Request ->
Output the data that follows exactly, line for line.

Information supplied ->
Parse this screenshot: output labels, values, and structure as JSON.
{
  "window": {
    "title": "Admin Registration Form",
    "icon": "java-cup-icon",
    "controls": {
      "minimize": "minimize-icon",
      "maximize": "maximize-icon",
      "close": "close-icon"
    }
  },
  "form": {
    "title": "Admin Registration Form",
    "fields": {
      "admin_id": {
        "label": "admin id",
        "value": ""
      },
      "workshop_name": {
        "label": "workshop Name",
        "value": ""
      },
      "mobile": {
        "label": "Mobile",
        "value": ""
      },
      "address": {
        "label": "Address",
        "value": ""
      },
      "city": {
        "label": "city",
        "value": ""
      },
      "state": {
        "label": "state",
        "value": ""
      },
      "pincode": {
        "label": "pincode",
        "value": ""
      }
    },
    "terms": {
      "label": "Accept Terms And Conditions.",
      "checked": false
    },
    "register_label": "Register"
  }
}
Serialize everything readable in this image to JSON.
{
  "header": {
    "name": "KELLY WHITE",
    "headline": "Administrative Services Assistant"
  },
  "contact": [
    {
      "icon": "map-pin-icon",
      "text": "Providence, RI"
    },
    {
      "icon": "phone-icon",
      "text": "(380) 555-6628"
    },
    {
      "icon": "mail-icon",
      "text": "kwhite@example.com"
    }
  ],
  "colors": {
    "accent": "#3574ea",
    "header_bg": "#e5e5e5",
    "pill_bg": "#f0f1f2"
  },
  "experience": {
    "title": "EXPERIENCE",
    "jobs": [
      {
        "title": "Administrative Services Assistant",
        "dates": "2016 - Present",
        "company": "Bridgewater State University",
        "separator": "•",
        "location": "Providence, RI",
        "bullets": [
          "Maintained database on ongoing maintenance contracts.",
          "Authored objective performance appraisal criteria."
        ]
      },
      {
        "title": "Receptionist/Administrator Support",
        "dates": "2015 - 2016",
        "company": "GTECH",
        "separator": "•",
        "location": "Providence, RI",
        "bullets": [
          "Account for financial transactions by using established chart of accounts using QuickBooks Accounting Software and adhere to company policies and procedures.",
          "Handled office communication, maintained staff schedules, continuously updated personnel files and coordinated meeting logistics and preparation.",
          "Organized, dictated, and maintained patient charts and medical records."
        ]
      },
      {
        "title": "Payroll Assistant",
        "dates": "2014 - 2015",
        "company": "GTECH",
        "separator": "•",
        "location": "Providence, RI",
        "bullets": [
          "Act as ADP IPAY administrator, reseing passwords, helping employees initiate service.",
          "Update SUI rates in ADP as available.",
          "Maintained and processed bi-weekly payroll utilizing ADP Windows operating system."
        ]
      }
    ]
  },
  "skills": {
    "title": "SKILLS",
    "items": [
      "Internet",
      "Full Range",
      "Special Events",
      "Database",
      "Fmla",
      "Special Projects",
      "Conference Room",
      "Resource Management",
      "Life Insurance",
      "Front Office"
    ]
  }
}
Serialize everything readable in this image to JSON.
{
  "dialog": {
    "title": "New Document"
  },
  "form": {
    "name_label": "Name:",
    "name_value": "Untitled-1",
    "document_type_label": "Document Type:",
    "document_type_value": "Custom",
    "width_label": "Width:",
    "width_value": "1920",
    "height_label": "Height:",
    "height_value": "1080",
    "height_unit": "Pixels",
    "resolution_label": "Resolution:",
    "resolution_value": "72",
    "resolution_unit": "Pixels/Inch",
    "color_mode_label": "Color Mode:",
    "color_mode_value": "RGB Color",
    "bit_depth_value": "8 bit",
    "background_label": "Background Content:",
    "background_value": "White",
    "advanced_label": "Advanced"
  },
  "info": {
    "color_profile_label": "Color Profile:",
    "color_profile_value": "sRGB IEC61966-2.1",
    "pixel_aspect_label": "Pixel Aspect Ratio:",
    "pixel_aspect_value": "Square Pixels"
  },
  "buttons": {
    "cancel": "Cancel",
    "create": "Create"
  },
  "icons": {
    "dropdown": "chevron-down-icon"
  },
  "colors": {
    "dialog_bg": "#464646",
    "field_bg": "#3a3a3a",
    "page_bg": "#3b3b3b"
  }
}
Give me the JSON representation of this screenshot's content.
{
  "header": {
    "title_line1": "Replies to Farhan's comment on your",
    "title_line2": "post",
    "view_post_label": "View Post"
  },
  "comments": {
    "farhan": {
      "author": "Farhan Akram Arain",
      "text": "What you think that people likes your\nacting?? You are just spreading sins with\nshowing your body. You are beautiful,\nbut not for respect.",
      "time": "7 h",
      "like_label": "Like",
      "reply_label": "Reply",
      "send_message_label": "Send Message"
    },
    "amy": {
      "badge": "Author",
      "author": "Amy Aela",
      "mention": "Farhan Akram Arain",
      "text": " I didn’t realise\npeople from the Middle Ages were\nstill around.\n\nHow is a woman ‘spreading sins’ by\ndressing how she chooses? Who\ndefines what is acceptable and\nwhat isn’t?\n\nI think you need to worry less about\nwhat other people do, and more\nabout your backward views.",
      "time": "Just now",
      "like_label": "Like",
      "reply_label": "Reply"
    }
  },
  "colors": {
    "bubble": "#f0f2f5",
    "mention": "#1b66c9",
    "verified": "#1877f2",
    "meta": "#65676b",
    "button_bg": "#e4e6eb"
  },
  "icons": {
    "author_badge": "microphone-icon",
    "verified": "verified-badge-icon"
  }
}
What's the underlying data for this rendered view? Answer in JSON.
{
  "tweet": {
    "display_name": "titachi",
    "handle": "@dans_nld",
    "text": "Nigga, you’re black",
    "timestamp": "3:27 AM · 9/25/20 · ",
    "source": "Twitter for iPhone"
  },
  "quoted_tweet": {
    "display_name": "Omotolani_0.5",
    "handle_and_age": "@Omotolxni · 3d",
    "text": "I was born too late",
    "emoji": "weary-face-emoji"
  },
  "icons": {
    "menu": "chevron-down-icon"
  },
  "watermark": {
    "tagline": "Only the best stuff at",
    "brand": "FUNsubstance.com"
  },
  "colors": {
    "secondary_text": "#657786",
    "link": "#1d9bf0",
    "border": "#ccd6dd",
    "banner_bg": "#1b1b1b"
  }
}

Response ->
Parse this screenshot: output labels, values, and structure as JSON.
{
  "window": {
    "title": "Admin Registration Form",
    "icon": "java-cup-icon",
    "controls": {
      "minimize": "minimize-icon",
      "maximize": "maximize-icon",
      "close": "close-icon"
    }
  },
  "form": {
    "title": "Admin Registration Form",
    "fields": {
      "admin_id": {
        "label": "admin id",
        "value": ""
      },
      "workshop_name": {
        "label": "workshop Name",
        "value": ""
      },
      "mobile": {
        "label": "Mobile",
        "value": ""
      },
      "address": {
        "label": "Address",
        "value": ""
      },
      "city": {
        "label": "city",
        "value": ""
      },
      "state": {
        "label": "state",
        "value": ""
      },
      "pincode": {
        "label": "pincode",
        "value": ""
      }
    },
    "terms": {
      "label": "Accept Terms And Conditions.",
      "checked": false
    },
    "register_label": "Register"
  }
}
Serialize everything readable in this image to JSON.
{
  "header": {
    "name": "KELLY WHITE",
    "headline": "Administrative Services Assistant"
  },
  "contact": [
    {
      "icon": "map-pin-icon",
      "text": "Providence, RI"
    },
    {
      "icon": "phone-icon",
      "text": "(380) 555-6628"
    },
    {
      "icon": "mail-icon",
      "text": "kwhite@example.com"
    }
  ],
  "colors": {
    "accent": "#3574ea",
    "header_bg": "#e5e5e5",
    "pill_bg": "#f0f1f2"
  },
  "experience": {
    "title": "EXPERIENCE",
    "jobs": [
      {
        "title": "Administrative Services Assistant",
        "dates": "2016 - Present",
        "company": "Bridgewater State University",
        "separator": "•",
        "location": "Providence, RI",
        "bullets": [
          "Maintained database on ongoing maintenance contracts.",
          "Authored objective performance appraisal criteria."
        ]
      },
      {
        "title": "Receptionist/Administrator Support",
        "dates": "2015 - 2016",
        "company": "GTECH",
        "separator": "•",
        "location": "Providence, RI",
        "bullets": [
          "Account for financial transactions by using established chart of accounts using QuickBooks Accounting Software and adhere to company policies and procedures.",
          "Handled office communication, maintained staff schedules, continuously updated personnel files and coordinated meeting logistics and preparation.",
          "Organized, dictated, and maintained patient charts and medical records."
        ]
      },
      {
        "title": "Payroll Assistant",
        "dates": "2014 - 2015",
        "company": "GTECH",
        "separator": "•",
        "location": "Providence, RI",
        "bullets": [
          "Act as ADP IPAY administrator, reseing passwords, helping employees initiate service.",
          "Update SUI rates in ADP as available.",
          "Maintained and processed bi-weekly payroll utilizing ADP Windows operating system."
        ]
      }
    ]
  },
  "skills": {
    "title": "SKILLS",
    "items": [
      "Internet",
      "Full Range",
      "Special Events",
      "Database",
      "Fmla",
      "Special Projects",
      "Conference Room",
      "Resource Management",
      "Life Insurance",
      "Front Office"
    ]
  }
}
Serialize everything readable in this image to JSON.
{
  "dialog": {
    "title": "New Document"
  },
  "form": {
    "name_label": "Name:",
    "name_value": "Untitled-1",
    "document_type_label": "Document Type:",
    "document_type_value": "Custom",
    "width_label": "Width:",
    "width_value": "1920",
    "height_label": "Height:",
    "height_value": "1080",
    "height_unit": "Pixels",
    "resolution_label": "Resolution:",
    "resolution_value": "72",
    "resolution_unit": "Pixels/Inch",
    "color_mode_label": "Color Mode:",
    "color_mode_value": "RGB Color",
    "bit_depth_value": "8 bit",
    "background_label": "Background Content:",
    "background_value": "White",
    "advanced_label": "Advanced"
  },
  "info": {
    "color_profile_label": "Color Profile:",
    "color_profile_value": "sRGB IEC61966-2.1",
    "pixel_aspect_label": "Pixel Aspect Ratio:",
    "pixel_aspect_value": "Square Pixels"
  },
  "buttons": {
    "cancel": "Cancel",
    "create": "Create"
  },
  "icons": {
    "dropdown": "chevron-down-icon"
  },
  "colors": {
    "dialog_bg": "#464646",
    "field_bg": "#3a3a3a",
    "page_bg": "#3b3b3b"
  }
}
Give me the JSON representation of this screenshot's content.
{
  "header": {
    "title_line1": "Replies to Farhan's comment on your",
    "title_line2": "post",
    "view_post_label": "View Post"
  },
  "comments": {
    "farhan": {
      "author": "Farhan Akram Arain",
      "text": "What you think that people likes your\nacting?? You are just spreading sins with\nshowing your body. You are beautiful,\nbut not for respect.",
      "time": "7 h",
      "like_label": "Like",
      "reply_label": "Reply",
      "send_message_label": "Send Message"
    },
    "amy": {
      "badge": "Author",
      "author": "Amy Aela",
      "mention": "Farhan Akram Arain",
      "text": " I didn’t realise\npeople from the Middle Ages were\nstill around.\n\nHow is a woman ‘spreading sins’ by\ndressing how she chooses? Who\ndefines what is acceptable and\nwhat isn’t?\n\nI think you need to worry less about\nwhat other people do, and more\nabout your backward views.",
      "time": "Just now",
      "like_label": "Like",
      "reply_label": "Reply"
    }
  },
  "colors": {
    "bubble": "#f0f2f5",
    "mention": "#1b66c9",
    "verified": "#1877f2",
    "meta": "#65676b",
    "button_bg": "#e4e6eb"
  },
  "icons": {
    "author_badge": "microphone-icon",
    "verified": "verified-badge-icon"
  }
}
What's the underlying data for this rendered view? Answer in JSON.
{
  "tweet": {
    "display_name": "titachi",
    "handle": "@dans_nld",
    "text": "Nigga, you’re black",
    "timestamp": "3:27 AM · 9/25/20 · ",
    "source": "Twitter for iPhone"
  },
  "quoted_tweet": {
    "display_name": "Omotolani_0.5",
    "handle_and_age": "@Omotolxni · 3d",
    "text": "I was born too late",
    "emoji": "weary-face-emoji"
  },
  "icons": {
    "menu": "chevron-down-icon"
  },
  "watermark": {
    "tagline": "Only the best stuff at",
    "brand": "FUNsubstance.com"
  },
  "colors": {
    "secondary_text": "#657786",
    "link": "#1d9bf0",
    "border": "#ccd6dd",
    "banner_bg": "#1b1b1b"
  }
}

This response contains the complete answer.